Page text:
Thus, when considering the rights to abortion under the Human Rights act, one must also consider the availability of counselling and education regarding women’s rights. This includes the right to receive information regarding viable options of medically related issues, not limited to abortion, for pregnant women. It can be stated that the women across the EU that this statement is directly concerned with are those who have insufficient resources, and commonly this includes immigrant women who may not speak the native tongue, as well as the impoverished. Furthermore, this statement examines that the lack of proper counselling and allowance of customary medical supervision constitutes an unsafe situation for the pregnant woman and may (although not stated) become a precursor towards violations of Article 2.

In Tysiac v. Poland[12], the applicant stated that she was refused legal abortion under Polish law. The history of this case in particularly is imperative to understand how the applicant was refused an abortion stated legal by Polish law in Poland and also refused compensation by Polish courts. The applicant had suffered from severe myopia since early childhood. She had been assessed by the State medical panel and allowed social insurance based on a disability of medium severity. The applicant had two caesarean section births prior to her third pregnancy, which occurred in February 2000. Three ophthalmologists examined her during the third pregnancy, establishing that recommendations for frequent health checks and consideration of sterilization after birth were important to sustaining her health. Furthermore, three ophthalmologists concluded that pregnancy and delivery would constitute a severe risk to the applicant’s eyesight. Yet no ophthalmologist would issue a certificate for pregnancy on the grounds that it was not a certainty that the retina would detach itself during the pregnancy. In April of 2000, the applicant sought further medical advice where a general practitioner issued a certificate stating that the pregnancy was in fact a significant risk to the applicants health, in part due to her previous caesarean sections causing rupture of the uterus during this pregnancy and that the applicant would suffer pathological changes in her retina due to the pregnancy. Furthermore, the applicant had her eyes examined which established a current deterioration of her eyesight. At the end of April, the applicant contacted the state hospital to obtain the termination of the pregnancy. The facts regarding this last examination are as follows, stated in the court case:

13. Dr R.D. examined the applicant visually and for a period of less than five minutes, but did not examine her ophthalmological records. [...] The endocrinologist co-signed the note written by Dr R.D., but did not talk to the applicant.[13]

14.The applicant's examination was carried out in a room with the door open to the corridor, which, in the applicant's submission, did not provide a comfortable environment for a medical examination. At the end of the appointment Dr R.D. told the applicant that she could even have eight children if they were delivered by caesarean section[14].

15.As a result, the applicant's pregnancy was not terminated. The applicant delivered the child by caesarean section in November2000.[15]

After November 2000, the applicant’s eyesight deteriorated to the point that she was admitted to the Emergency Unit at the Ophthalmological Clinic in Warsaw, where she was only able to see from three to five meters—prior to the third caesarean section, the applicant had been able to see distances of up to six meters. However, due to further degeneration of her retinas caused by recent haemorrhages in the retina, the applicant is now facing a risk of total blindness, where the changes in her retina due to the stress of the pregnancy had advanced beyond possibility of surgical correction.

Work required: For each statement, say yes or no as to whether it agrees with the text on Tysiac v. Poland, and quote the words that decide it. (a) Three ophthalmologists concluded that pregnancy and delivery would put the applicant's eyesight at severe risk. (b) Dr R.D. reviewed the applicant's ophthalmological records during the examination. (c) Before the third caesarean section, the applicant could see distances of up to ten meters.

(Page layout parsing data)

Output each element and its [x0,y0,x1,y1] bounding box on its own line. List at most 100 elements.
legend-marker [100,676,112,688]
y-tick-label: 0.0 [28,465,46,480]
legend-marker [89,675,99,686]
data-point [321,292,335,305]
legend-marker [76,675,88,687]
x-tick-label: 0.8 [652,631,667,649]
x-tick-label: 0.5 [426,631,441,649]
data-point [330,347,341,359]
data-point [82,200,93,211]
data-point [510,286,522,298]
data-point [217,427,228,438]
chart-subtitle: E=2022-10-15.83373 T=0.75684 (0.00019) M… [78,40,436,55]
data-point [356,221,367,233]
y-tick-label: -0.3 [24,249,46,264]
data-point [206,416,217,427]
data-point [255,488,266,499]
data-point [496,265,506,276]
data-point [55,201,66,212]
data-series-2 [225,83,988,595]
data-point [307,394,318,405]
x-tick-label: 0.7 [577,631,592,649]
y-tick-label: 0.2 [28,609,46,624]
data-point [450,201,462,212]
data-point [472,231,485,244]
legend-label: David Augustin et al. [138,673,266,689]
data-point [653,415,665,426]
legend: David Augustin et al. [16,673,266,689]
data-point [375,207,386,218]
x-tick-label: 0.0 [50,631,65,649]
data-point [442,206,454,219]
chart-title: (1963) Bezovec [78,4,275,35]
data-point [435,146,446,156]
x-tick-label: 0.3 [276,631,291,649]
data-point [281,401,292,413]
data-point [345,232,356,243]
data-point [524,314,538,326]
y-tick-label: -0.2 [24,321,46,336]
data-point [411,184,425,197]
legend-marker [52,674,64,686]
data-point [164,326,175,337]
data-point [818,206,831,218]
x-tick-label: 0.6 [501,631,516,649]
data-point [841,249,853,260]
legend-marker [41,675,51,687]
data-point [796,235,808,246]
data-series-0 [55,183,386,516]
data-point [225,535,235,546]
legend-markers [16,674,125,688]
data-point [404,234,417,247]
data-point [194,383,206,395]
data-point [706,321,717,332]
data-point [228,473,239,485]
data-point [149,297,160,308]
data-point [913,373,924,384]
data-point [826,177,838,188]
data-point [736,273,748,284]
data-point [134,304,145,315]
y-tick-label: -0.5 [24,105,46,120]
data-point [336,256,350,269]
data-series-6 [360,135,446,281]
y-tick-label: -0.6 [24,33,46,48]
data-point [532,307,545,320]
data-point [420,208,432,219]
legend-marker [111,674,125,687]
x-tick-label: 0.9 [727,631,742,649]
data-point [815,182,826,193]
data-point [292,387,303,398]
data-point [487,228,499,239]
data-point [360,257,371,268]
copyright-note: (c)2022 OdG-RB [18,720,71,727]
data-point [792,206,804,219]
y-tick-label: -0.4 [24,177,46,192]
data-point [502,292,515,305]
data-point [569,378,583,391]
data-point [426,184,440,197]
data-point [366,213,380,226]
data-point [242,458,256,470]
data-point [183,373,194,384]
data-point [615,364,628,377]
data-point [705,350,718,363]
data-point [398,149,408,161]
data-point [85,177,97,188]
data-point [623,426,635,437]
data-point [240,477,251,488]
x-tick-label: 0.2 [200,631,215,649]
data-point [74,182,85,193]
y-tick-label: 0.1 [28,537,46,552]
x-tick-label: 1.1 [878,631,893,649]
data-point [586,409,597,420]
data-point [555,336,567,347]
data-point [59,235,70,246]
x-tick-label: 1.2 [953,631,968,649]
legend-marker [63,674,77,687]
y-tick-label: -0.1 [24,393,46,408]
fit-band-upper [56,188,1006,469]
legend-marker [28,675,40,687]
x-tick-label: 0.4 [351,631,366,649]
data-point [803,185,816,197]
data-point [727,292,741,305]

Solution:
(a) Yes: "three ophthalmologists concluded that pregnancy and delivery would constitute a severe risk to the applicant’s eyesight"
(b) No: "but did not examine her ophthalmological records"
(c) No: "prior to the third caesarean section, the applicant had been able to see distances of up to six meters"